### BRIEF
In the material below, find how many lines contain the string "联系电话". Write only that number.

Stored entries
━━━━━━

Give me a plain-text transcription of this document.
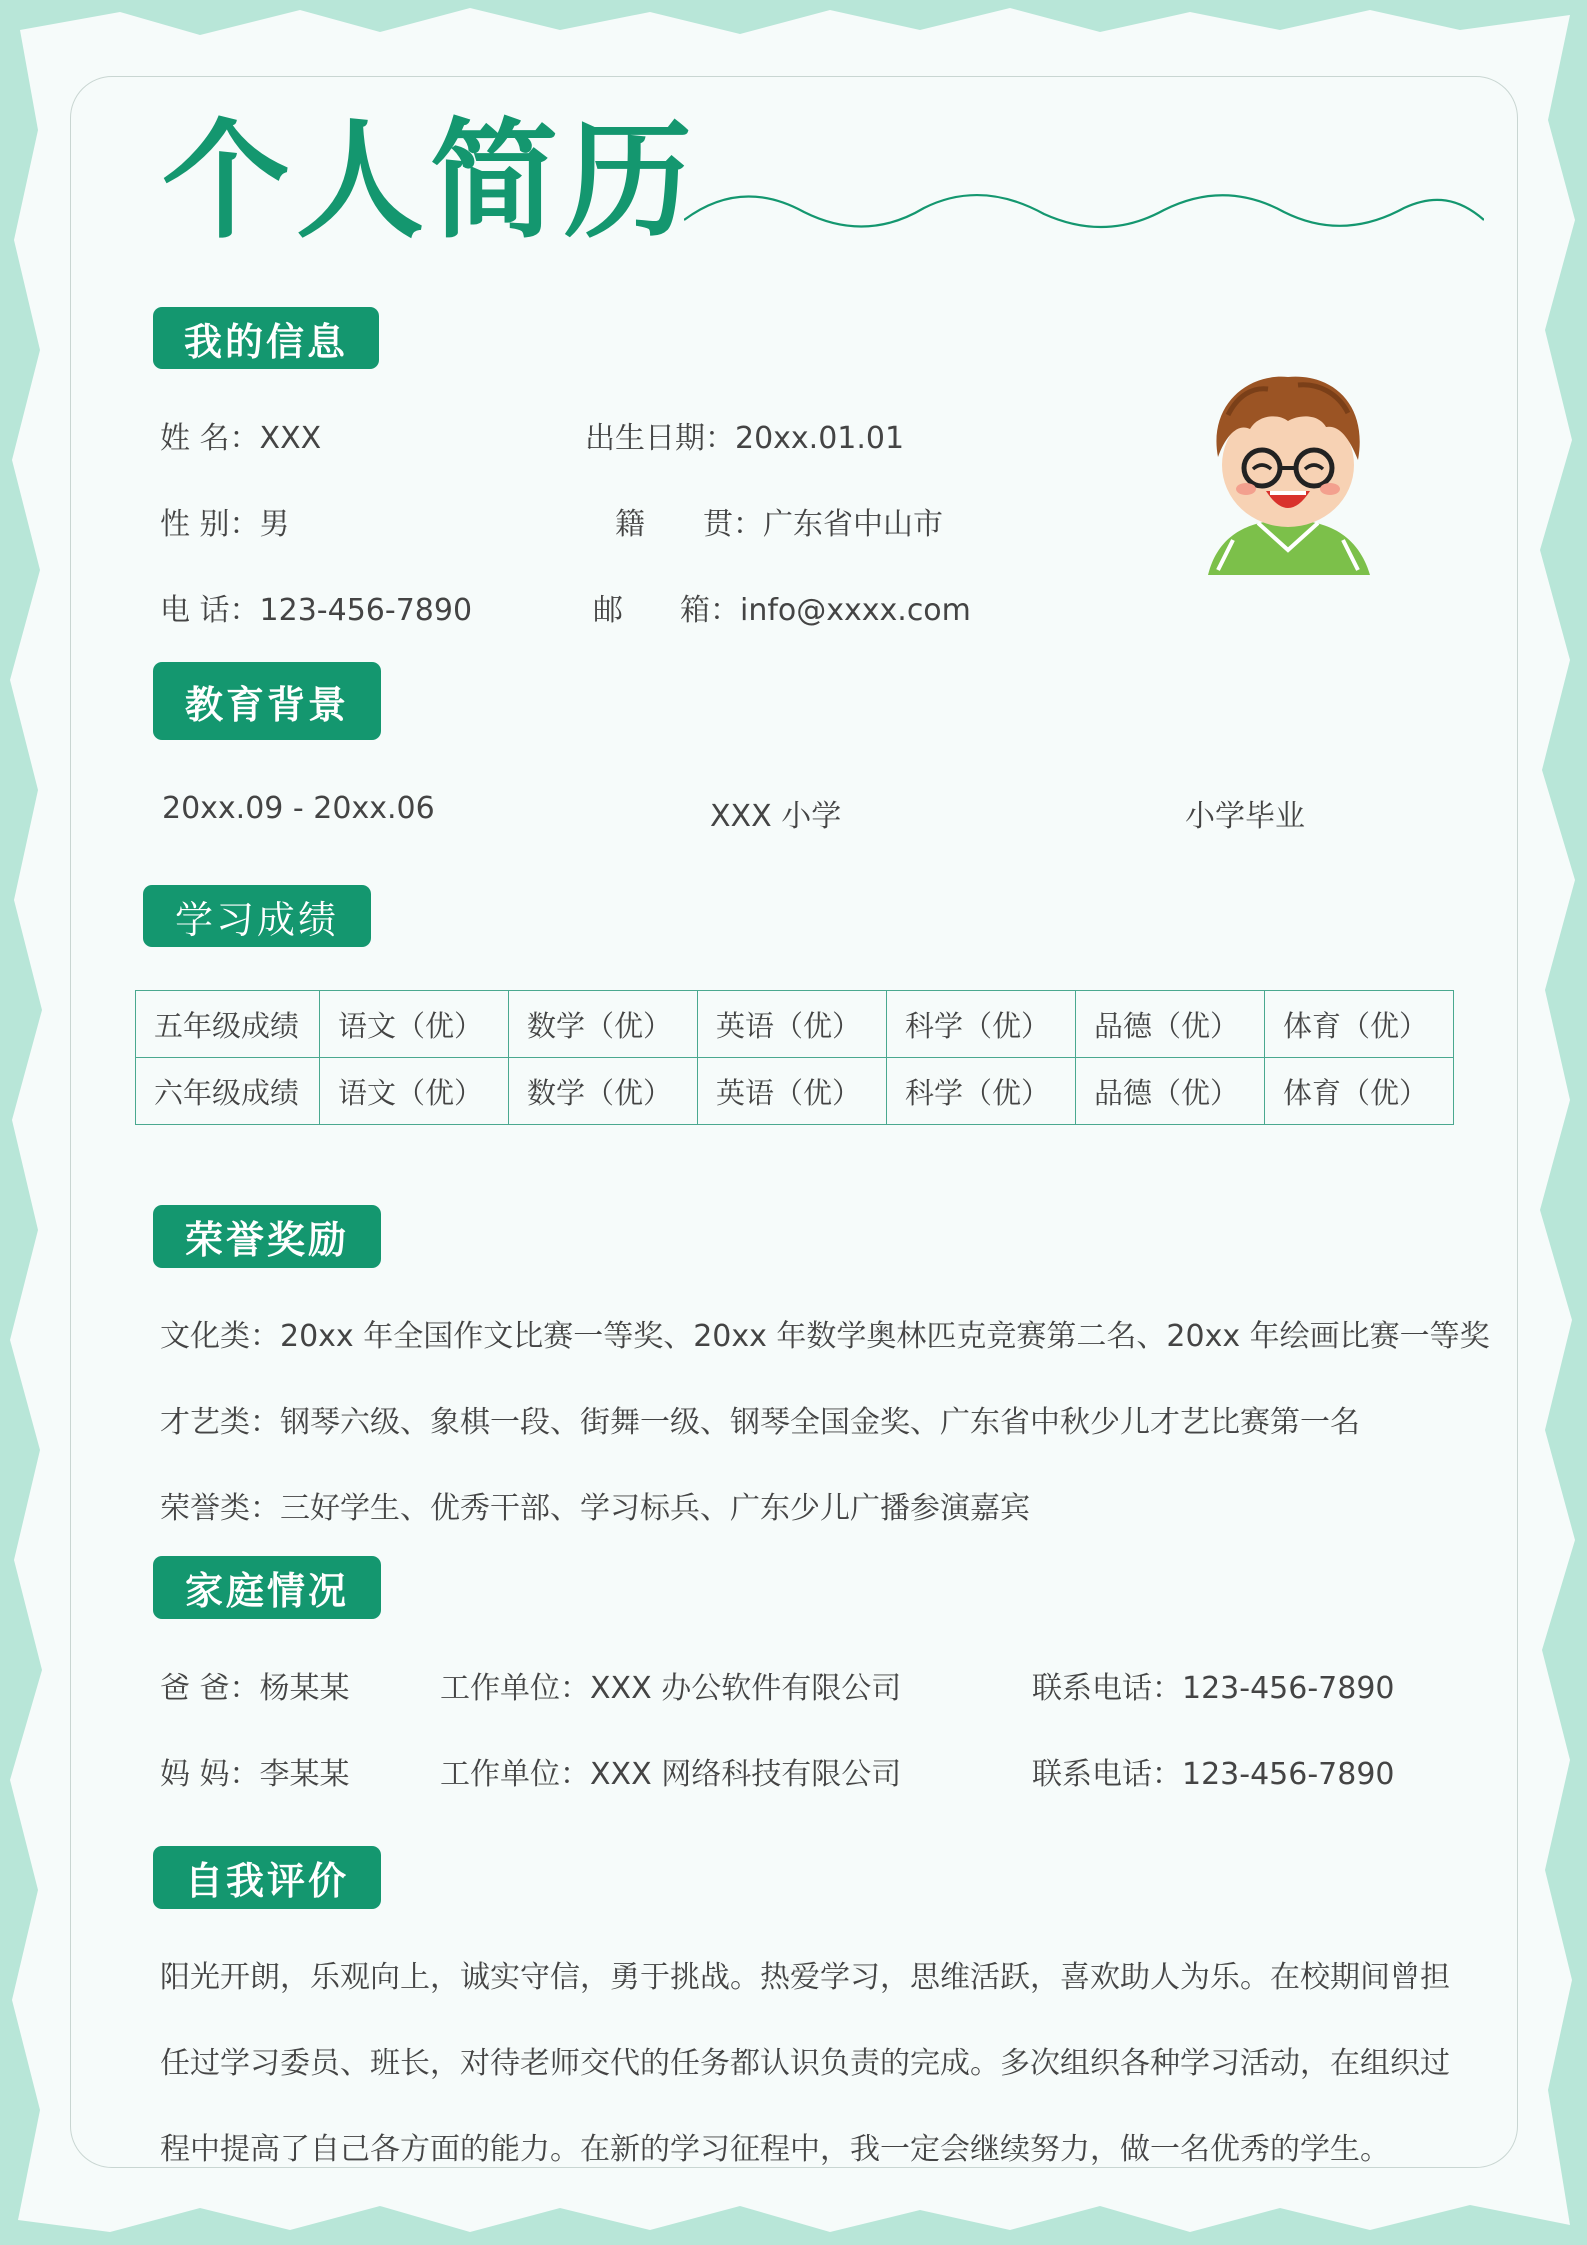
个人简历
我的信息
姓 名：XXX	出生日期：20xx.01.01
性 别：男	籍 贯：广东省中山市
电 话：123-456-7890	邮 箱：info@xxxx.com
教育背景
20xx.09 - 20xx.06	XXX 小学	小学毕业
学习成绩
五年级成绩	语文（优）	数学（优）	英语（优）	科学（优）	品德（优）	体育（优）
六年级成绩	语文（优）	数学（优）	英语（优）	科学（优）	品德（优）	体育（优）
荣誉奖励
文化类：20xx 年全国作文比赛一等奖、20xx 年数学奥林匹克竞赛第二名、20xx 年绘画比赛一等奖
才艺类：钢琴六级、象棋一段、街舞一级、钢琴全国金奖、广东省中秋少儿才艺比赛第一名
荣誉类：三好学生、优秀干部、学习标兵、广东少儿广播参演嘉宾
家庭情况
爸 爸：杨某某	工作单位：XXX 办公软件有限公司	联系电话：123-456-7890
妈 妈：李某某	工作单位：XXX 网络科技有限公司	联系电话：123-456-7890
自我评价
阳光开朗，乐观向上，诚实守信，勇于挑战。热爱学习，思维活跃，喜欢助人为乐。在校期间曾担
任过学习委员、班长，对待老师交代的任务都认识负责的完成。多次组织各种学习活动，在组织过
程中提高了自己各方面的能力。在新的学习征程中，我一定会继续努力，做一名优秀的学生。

━━━━━━

### TASK RESULT
2